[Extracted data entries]
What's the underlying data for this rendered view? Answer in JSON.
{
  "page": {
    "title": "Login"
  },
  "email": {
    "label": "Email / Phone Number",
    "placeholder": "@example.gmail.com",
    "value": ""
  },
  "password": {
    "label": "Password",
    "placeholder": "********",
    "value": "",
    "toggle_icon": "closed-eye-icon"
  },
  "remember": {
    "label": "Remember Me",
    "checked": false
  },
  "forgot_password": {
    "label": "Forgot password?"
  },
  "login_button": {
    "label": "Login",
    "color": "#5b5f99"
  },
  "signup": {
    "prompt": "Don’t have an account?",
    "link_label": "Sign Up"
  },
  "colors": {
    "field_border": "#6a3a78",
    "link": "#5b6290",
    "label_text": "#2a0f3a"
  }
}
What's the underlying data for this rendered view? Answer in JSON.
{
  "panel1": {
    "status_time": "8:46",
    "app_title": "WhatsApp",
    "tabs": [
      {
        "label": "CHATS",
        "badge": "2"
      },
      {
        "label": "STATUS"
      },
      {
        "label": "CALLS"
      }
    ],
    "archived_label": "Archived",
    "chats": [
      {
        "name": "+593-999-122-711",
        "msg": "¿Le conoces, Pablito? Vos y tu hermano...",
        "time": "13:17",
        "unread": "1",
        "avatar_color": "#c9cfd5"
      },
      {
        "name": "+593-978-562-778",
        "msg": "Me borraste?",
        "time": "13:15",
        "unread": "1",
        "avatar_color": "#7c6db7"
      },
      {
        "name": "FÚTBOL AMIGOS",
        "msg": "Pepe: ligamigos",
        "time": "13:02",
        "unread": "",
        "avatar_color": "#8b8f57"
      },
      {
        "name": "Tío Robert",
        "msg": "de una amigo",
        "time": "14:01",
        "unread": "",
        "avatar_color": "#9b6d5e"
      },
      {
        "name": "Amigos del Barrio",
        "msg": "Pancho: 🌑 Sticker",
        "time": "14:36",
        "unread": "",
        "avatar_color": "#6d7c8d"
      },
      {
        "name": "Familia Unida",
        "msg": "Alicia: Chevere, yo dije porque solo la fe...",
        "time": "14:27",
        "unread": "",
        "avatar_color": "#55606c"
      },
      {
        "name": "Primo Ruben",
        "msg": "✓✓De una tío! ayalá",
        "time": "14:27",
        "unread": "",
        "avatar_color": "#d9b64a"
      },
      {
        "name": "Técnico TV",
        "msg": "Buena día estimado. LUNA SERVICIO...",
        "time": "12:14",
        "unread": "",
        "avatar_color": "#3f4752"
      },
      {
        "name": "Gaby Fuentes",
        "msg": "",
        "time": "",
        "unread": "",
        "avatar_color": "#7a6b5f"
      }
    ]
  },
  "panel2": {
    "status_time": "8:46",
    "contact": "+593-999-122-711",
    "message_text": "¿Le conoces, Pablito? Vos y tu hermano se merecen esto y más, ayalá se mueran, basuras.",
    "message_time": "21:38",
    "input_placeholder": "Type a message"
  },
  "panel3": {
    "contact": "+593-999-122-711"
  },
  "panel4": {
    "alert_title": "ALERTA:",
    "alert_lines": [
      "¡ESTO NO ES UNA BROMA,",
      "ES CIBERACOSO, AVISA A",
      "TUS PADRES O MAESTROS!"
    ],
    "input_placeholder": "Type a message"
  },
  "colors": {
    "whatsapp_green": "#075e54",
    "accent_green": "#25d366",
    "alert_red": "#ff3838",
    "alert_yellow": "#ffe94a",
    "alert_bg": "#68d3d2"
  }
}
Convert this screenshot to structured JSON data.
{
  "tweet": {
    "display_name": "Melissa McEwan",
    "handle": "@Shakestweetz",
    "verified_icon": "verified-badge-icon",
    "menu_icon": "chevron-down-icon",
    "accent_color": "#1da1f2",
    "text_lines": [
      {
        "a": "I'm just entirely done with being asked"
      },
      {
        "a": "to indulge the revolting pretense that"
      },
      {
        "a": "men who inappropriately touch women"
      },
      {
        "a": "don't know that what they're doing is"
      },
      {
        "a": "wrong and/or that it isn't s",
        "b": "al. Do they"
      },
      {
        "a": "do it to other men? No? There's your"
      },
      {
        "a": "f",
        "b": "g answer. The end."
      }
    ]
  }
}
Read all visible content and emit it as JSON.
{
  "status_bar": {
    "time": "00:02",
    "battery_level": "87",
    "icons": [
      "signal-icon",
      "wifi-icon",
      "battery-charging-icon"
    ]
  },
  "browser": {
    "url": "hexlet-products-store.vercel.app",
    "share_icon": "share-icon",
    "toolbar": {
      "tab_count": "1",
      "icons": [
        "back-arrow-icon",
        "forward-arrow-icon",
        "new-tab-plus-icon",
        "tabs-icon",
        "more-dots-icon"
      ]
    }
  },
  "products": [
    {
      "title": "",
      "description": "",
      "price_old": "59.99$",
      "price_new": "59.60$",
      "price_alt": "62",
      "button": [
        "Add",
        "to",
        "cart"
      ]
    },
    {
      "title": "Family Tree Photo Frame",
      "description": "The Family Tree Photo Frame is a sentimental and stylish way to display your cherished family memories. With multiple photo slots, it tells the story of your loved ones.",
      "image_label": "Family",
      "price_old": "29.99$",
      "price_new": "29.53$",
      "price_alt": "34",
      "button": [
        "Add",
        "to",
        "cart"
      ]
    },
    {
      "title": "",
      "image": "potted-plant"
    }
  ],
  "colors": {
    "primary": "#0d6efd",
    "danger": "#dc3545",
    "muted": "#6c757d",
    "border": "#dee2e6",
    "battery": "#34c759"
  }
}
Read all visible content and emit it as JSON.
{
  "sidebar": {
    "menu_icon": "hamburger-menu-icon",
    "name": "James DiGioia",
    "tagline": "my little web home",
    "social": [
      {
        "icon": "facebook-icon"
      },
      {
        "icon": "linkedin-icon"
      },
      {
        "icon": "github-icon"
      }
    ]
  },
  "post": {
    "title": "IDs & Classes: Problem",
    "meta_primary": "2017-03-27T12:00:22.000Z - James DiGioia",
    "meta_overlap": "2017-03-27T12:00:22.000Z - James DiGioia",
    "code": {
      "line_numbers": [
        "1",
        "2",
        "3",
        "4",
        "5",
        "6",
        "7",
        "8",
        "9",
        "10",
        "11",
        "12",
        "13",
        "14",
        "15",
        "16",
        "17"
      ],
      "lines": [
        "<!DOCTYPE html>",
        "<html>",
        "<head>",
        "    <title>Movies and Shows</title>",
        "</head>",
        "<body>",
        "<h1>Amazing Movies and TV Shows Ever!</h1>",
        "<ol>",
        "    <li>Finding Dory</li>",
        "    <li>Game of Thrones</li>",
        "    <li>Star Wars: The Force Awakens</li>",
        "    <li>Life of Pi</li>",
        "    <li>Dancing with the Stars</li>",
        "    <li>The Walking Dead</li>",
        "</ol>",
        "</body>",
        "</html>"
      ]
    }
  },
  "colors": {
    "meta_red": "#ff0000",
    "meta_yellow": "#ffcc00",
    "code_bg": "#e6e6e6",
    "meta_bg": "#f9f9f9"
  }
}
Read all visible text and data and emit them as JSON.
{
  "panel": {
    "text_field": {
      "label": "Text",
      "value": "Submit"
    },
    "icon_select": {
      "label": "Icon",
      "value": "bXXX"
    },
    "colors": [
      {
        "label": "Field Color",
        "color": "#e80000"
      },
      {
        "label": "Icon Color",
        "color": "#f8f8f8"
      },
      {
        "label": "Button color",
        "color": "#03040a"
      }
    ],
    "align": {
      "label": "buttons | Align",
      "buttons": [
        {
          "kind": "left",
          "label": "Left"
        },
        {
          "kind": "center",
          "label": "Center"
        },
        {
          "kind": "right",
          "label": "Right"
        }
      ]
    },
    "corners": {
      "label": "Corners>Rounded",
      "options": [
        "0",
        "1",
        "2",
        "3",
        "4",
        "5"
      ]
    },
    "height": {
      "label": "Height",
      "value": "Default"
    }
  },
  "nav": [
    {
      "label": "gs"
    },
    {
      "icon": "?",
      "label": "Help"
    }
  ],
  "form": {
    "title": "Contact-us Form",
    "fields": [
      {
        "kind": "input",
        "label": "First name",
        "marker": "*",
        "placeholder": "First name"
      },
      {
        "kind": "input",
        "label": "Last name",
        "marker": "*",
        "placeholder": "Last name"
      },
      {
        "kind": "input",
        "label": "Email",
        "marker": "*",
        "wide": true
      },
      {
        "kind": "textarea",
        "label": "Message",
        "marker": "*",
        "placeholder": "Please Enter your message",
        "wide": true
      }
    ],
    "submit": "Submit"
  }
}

[Short exercise] Set down exactly what runs from the line with "Read all visible text" to the last line of the data above, including both of those lines and no others.

[Full output]
Read all visible text and data and emit them as JSON.
{
  "panel": {
    "text_field": {
      "label": "Text",
      "value": "Submit"
    },
    "icon_select": {
      "label": "Icon",
      "value": "bXXX"
    },
    "colors": [
      {
        "label": "Field Color",
        "color": "#e80000"
      },
      {
        "label": "Icon Color",
        "color": "#f8f8f8"
      },
      {
        "label": "Button color",
        "color": "#03040a"
      }
    ],
    "align": {
      "label": "buttons | Align",
      "buttons": [
        {
          "kind": "left",
          "label": "Left"
        },
        {
          "kind": "center",
          "label": "Center"
        },
        {
          "kind": "right",
          "label": "Right"
        }
      ]
    },
    "corners": {
      "label": "Corners>Rounded",
      "options": [
        "0",
        "1",
        "2",
        "3",
        "4",
        "5"
      ]
    },
    "height": {
      "label": "Height",
      "value": "Default"
    }
  },
  "nav": [
    {
      "label": "gs"
    },
    {
      "icon": "?",
      "label": "Help"
    }
  ],
  "form": {
    "title": "Contact-us Form",
    "fields": [
      {
        "kind": "input",
        "label": "First name",
        "marker": "*",
        "placeholder": "First name"
      },
      {
        "kind": "input",
        "label": "Last name",
        "marker": "*",
        "placeholder": "Last name"
      },
      {
        "kind": "input",
        "label": "Email",
        "marker": "*",
        "wide": true
      },
      {
        "kind": "textarea",
        "label": "Message",
        "marker": "*",
        "placeholder": "Please Enter your message",
        "wide": true
      }
    ],
    "submit": "Submit"
  }
}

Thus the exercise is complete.